The problem: Copy out each line that includes the word "name".

Input material:
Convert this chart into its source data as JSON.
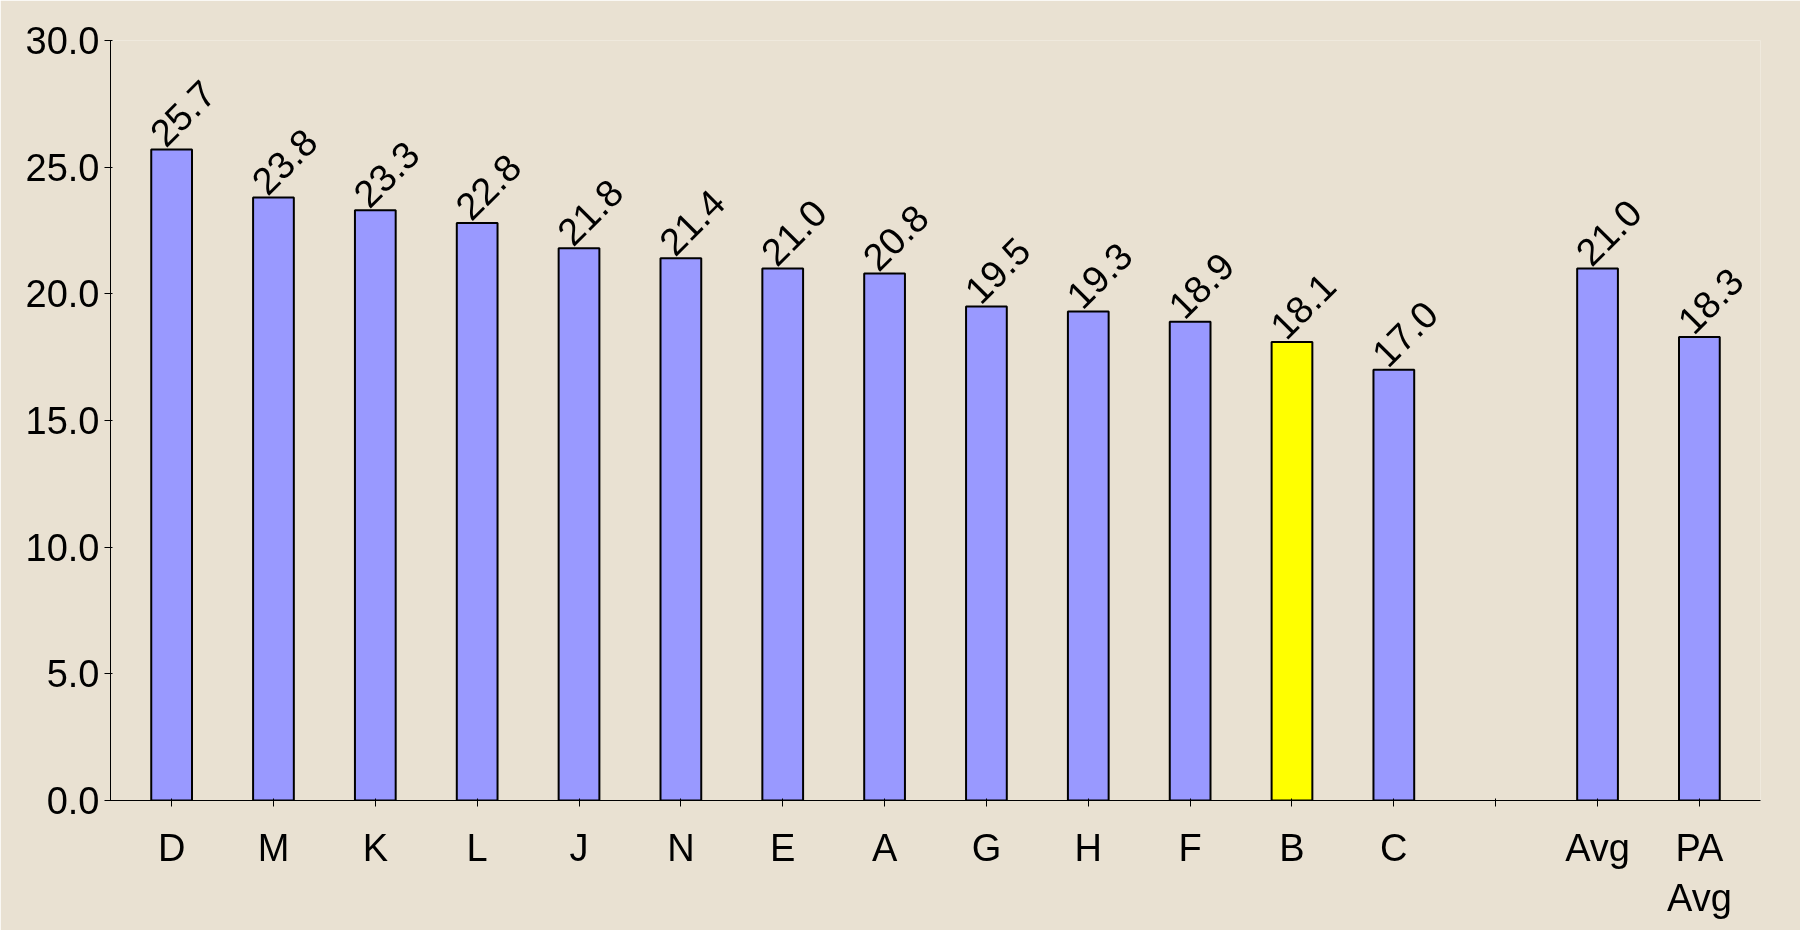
{
  "chart_data": {
    "type": "bar",
    "categories": [
      "D",
      "M",
      "K",
      "L",
      "J",
      "N",
      "E",
      "A",
      "G",
      "H",
      "F",
      "B",
      "C",
      null,
      "Avg",
      "PA Avg"
    ],
    "values": [
      25.7,
      23.8,
      23.3,
      22.8,
      21.8,
      21.4,
      21.0,
      20.8,
      19.5,
      19.3,
      18.9,
      18.1,
      17.0,
      null,
      21.0,
      18.3
    ],
    "colors": [
      "#9999ff",
      "#9999ff",
      "#9999ff",
      "#9999ff",
      "#9999ff",
      "#9999ff",
      "#9999ff",
      "#9999ff",
      "#9999ff",
      "#9999ff",
      "#9999ff",
      "#ffff00",
      "#9999ff",
      "#9999ff",
      "#9999ff",
      "#9999ff"
    ],
    "value_labels": [
      "25.7",
      "23.8",
      "23.3",
      "22.8",
      "21.8",
      "21.4",
      "21.0",
      "20.8",
      "19.5",
      "19.3",
      "18.9",
      "18.1",
      "17.0",
      null,
      "21.0",
      "18.3"
    ],
    "ylim": [
      0,
      30
    ],
    "yticks": [
      {
        "value": 0,
        "label": "0.0"
      },
      {
        "value": 5,
        "label": "5.0"
      },
      {
        "value": 10,
        "label": "10.0"
      },
      {
        "value": 15,
        "label": "15.0"
      },
      {
        "value": 20,
        "label": "20.0"
      },
      {
        "value": 25,
        "label": "25.0"
      },
      {
        "value": 30,
        "label": "30.0"
      }
    ],
    "grid": false
  }
}
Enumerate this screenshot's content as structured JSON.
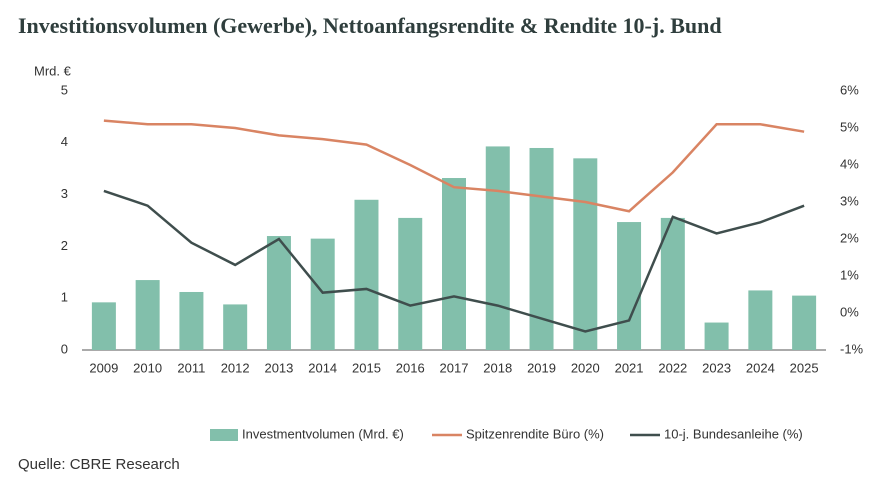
{
  "chart_data": {
    "type": "bar-line",
    "title": "Investitionsvolumen (Gewerbe), Nettoanfangsrendite & Rendite 10-j. Bund",
    "y_label": "Mrd. €",
    "source": "Quelle: CBRE Research",
    "categories": [
      "2009",
      "2010",
      "2011",
      "2012",
      "2013",
      "2014",
      "2015",
      "2016",
      "2017",
      "2018",
      "2019",
      "2020",
      "2021",
      "2022",
      "2023",
      "2024",
      "2025"
    ],
    "series": [
      {
        "name": "Investmentvolumen (Mrd. €)",
        "type": "bar",
        "axis": "y",
        "color": "#82bfab",
        "values": [
          0.92,
          1.35,
          1.12,
          0.88,
          2.2,
          2.15,
          2.9,
          2.55,
          3.32,
          3.93,
          3.9,
          3.7,
          2.47,
          2.55,
          0.53,
          1.15,
          1.05
        ]
      },
      {
        "name": "Spitzenrendite Büro (%)",
        "type": "line",
        "axis": "y2",
        "color": "#d98463",
        "values": [
          5.2,
          5.1,
          5.1,
          5.0,
          4.8,
          4.7,
          4.55,
          4.0,
          3.4,
          3.3,
          3.15,
          3.0,
          2.75,
          3.8,
          5.1,
          5.1,
          4.9
        ]
      },
      {
        "name": "10-j. Bundesanleihe (%)",
        "type": "line",
        "axis": "y2",
        "color": "#3f4e4d",
        "values": [
          3.3,
          2.9,
          1.9,
          1.3,
          2.0,
          0.55,
          0.65,
          0.2,
          0.45,
          0.2,
          -0.15,
          -0.5,
          -0.2,
          2.6,
          2.15,
          2.45,
          2.9
        ]
      }
    ],
    "ylim": [
      0,
      5
    ],
    "yticks": [
      0,
      1,
      2,
      3,
      4,
      5
    ],
    "y2lim": [
      -1,
      6
    ],
    "y2ticks": [
      {
        "value": -1,
        "label": "-1%"
      },
      {
        "value": 0,
        "label": "0%"
      },
      {
        "value": 1,
        "label": "1%"
      },
      {
        "value": 2,
        "label": "2%"
      },
      {
        "value": 3,
        "label": "3%"
      },
      {
        "value": 4,
        "label": "4%"
      },
      {
        "value": 5,
        "label": "5%"
      },
      {
        "value": 6,
        "label": "6%"
      }
    ]
  }
}
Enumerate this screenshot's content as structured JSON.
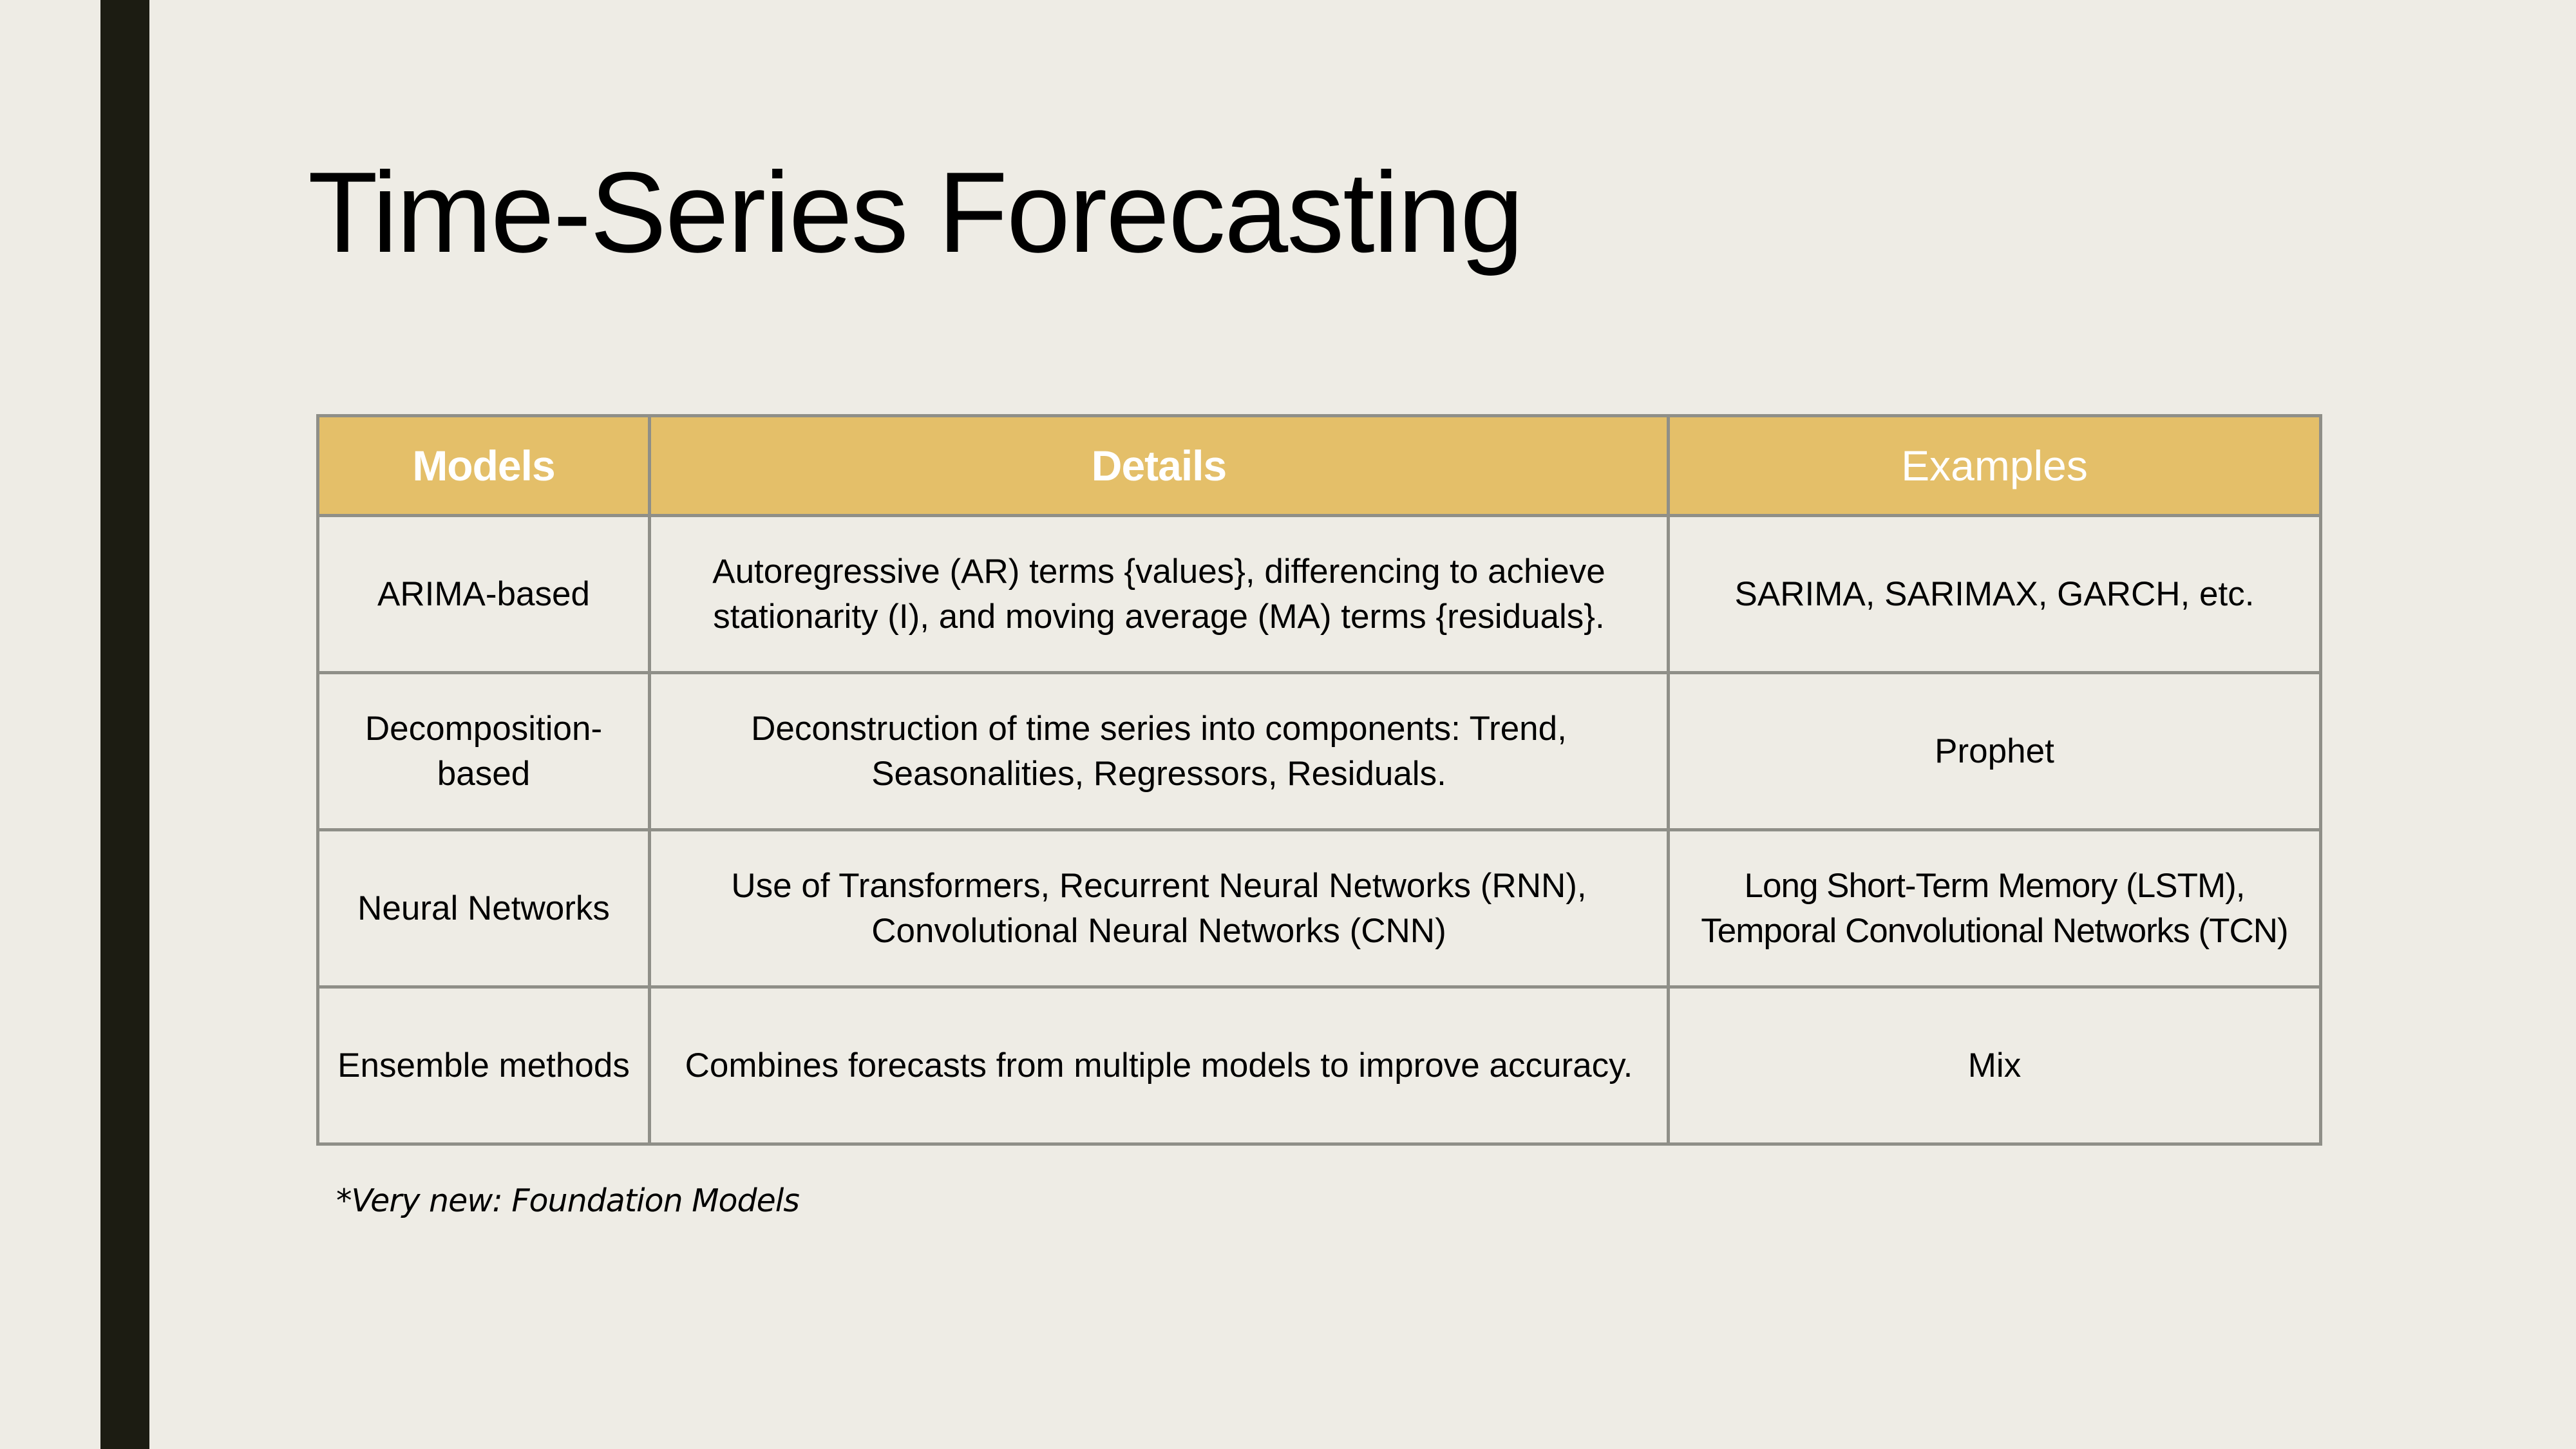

Response to this task:
        "name": "Investmentvolumen (Mrd. €)",
        "name": "Spitzenrendite Büro (%)",
        "name": "10-j. Bundesanleihe (%)",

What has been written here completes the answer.